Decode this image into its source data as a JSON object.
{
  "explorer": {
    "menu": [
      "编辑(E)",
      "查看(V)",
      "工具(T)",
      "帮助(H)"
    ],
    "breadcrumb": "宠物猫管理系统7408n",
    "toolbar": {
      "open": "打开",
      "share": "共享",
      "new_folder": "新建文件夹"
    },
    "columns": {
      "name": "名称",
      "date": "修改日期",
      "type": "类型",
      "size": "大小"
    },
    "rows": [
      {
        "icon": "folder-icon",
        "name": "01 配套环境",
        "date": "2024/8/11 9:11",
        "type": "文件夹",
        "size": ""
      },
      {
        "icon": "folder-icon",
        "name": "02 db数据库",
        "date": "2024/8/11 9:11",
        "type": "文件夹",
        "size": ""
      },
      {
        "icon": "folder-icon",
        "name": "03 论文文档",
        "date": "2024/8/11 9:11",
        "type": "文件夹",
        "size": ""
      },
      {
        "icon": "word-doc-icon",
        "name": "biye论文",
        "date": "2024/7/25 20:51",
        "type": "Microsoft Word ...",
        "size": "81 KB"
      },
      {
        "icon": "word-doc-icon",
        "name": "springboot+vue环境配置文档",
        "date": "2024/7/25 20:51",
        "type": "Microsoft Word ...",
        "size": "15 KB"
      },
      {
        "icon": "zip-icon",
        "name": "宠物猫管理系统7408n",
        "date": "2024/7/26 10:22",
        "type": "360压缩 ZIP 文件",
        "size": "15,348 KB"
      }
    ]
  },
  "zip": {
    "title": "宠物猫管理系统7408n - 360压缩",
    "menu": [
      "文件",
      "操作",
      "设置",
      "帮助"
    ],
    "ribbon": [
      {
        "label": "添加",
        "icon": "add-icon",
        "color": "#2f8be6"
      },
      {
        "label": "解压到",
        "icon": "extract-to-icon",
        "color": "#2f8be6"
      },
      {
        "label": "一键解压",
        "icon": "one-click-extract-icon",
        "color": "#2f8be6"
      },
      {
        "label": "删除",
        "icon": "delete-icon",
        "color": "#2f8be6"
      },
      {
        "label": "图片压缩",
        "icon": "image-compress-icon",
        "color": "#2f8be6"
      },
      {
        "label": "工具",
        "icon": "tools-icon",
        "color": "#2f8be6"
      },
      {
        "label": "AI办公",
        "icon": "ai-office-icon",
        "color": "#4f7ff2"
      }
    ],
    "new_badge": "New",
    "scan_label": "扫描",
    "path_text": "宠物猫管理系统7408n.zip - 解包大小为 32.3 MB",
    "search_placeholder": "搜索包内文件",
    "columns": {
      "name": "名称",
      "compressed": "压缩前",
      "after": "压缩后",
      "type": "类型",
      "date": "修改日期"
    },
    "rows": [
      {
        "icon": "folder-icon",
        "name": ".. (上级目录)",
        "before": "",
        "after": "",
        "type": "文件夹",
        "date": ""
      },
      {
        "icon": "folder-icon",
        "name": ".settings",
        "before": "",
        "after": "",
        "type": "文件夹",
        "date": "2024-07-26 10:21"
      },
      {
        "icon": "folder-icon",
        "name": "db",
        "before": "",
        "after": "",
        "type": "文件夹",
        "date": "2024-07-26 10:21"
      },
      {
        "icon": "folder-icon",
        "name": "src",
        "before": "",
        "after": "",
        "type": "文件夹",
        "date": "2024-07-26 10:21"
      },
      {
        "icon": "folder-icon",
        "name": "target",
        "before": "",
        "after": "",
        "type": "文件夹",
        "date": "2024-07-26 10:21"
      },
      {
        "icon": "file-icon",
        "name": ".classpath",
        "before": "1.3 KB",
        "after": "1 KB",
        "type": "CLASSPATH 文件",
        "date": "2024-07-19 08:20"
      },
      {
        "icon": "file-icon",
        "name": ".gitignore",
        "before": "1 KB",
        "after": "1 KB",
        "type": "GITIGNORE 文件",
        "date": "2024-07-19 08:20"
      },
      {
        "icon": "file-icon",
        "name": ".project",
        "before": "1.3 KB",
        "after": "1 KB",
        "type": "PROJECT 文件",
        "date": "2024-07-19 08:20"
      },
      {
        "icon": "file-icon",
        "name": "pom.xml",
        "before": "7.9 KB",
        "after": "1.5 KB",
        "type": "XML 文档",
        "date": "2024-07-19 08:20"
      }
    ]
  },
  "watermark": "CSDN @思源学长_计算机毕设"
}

* * *

* [The exercise] Repeat all of the records above exactly as written.

* [Result for this task]
Decode this image into its source data as a JSON object.
{
  "explorer": {
    "menu": [
      "编辑(E)",
      "查看(V)",
      "工具(T)",
      "帮助(H)"
    ],
    "breadcrumb": "宠物猫管理系统7408n",
    "toolbar": {
      "open": "打开",
      "share": "共享",
      "new_folder": "新建文件夹"
    },
    "columns": {
      "name": "名称",
      "date": "修改日期",
      "type": "类型",
      "size": "大小"
    },
    "rows": [
      {
        "icon": "folder-icon",
        "name": "01 配套环境",
        "date": "2024/8/11 9:11",
        "type": "文件夹",
        "size": ""
      },
      {
        "icon": "folder-icon",
        "name": "02 db数据库",
        "date": "2024/8/11 9:11",
        "type": "文件夹",
        "size": ""
      },
      {
        "icon": "folder-icon",
        "name": "03 论文文档",
        "date": "2024/8/11 9:11",
        "type": "文件夹",
        "size": ""
      },
      {
        "icon": "word-doc-icon",
        "name": "biye论文",
        "date": "2024/7/25 20:51",
        "type": "Microsoft Word ...",
        "size": "81 KB"
      },
      {
        "icon": "word-doc-icon",
        "name": "springboot+vue环境配置文档",
        "date": "2024/7/25 20:51",
        "type": "Microsoft Word ...",
        "size": "15 KB"
      },
      {
        "icon": "zip-icon",
        "name": "宠物猫管理系统7408n",
        "date": "2024/7/26 10:22",
        "type": "360压缩 ZIP 文件",
        "size": "15,348 KB"
      }
    ]
  },
  "zip": {
    "title": "宠物猫管理系统7408n - 360压缩",
    "menu": [
      "文件",
      "操作",
      "设置",
      "帮助"
    ],
    "ribbon": [
      {
        "label": "添加",
        "icon": "add-icon",
        "color": "#2f8be6"
      },
      {
        "label": "解压到",
        "icon": "extract-to-icon",
        "color": "#2f8be6"
      },
      {
        "label": "一键解压",
        "icon": "one-click-extract-icon",
        "color": "#2f8be6"
      },
      {
        "label": "删除",
        "icon": "delete-icon",
        "color": "#2f8be6"
      },
      {
        "label": "图片压缩",
        "icon": "image-compress-icon",
        "color": "#2f8be6"
      },
      {
        "label": "工具",
        "icon": "tools-icon",
        "color": "#2f8be6"
      },
      {
        "label": "AI办公",
        "icon": "ai-office-icon",
        "color": "#4f7ff2"
      }
    ],
    "new_badge": "New",
    "scan_label": "扫描",
    "path_text": "宠物猫管理系统7408n.zip - 解包大小为 32.3 MB",
    "search_placeholder": "搜索包内文件",
    "columns": {
      "name": "名称",
      "compressed": "压缩前",
      "after": "压缩后",
      "type": "类型",
      "date": "修改日期"
    },
    "rows": [
      {
        "icon": "folder-icon",
        "name": ".. (上级目录)",
        "before": "",
        "after": "",
        "type": "文件夹",
        "date": ""
      },
      {
        "icon": "folder-icon",
        "name": ".settings",
        "before": "",
        "after": "",
        "type": "文件夹",
        "date": "2024-07-26 10:21"
      },
      {
        "icon": "folder-icon",
        "name": "db",
        "before": "",
        "after": "",
        "type": "文件夹",
        "date": "2024-07-26 10:21"
      },
      {
        "icon": "folder-icon",
        "name": "src",
        "before": "",
        "after": "",
        "type": "文件夹",
        "date": "2024-07-26 10:21"
      },
      {
        "icon": "folder-icon",
        "name": "target",
        "before": "",
        "after": "",
        "type": "文件夹",
        "date": "2024-07-26 10:21"
      },
      {
        "icon": "file-icon",
        "name": ".classpath",
        "before": "1.3 KB",
        "after": "1 KB",
        "type": "CLASSPATH 文件",
        "date": "2024-07-19 08:20"
      },
      {
        "icon": "file-icon",
        "name": ".gitignore",
        "before": "1 KB",
        "after": "1 KB",
        "type": "GITIGNORE 文件",
        "date": "2024-07-19 08:20"
      },
      {
        "icon": "file-icon",
        "name": ".project",
        "before": "1.3 KB",
        "after": "1 KB",
        "type": "PROJECT 文件",
        "date": "2024-07-19 08:20"
      },
      {
        "icon": "file-icon",
        "name": "pom.xml",
        "before": "7.9 KB",
        "after": "1.5 KB",
        "type": "XML 文档",
        "date": "2024-07-19 08:20"
      }
    ]
  },
  "watermark": "CSDN @思源学长_计算机毕设"
}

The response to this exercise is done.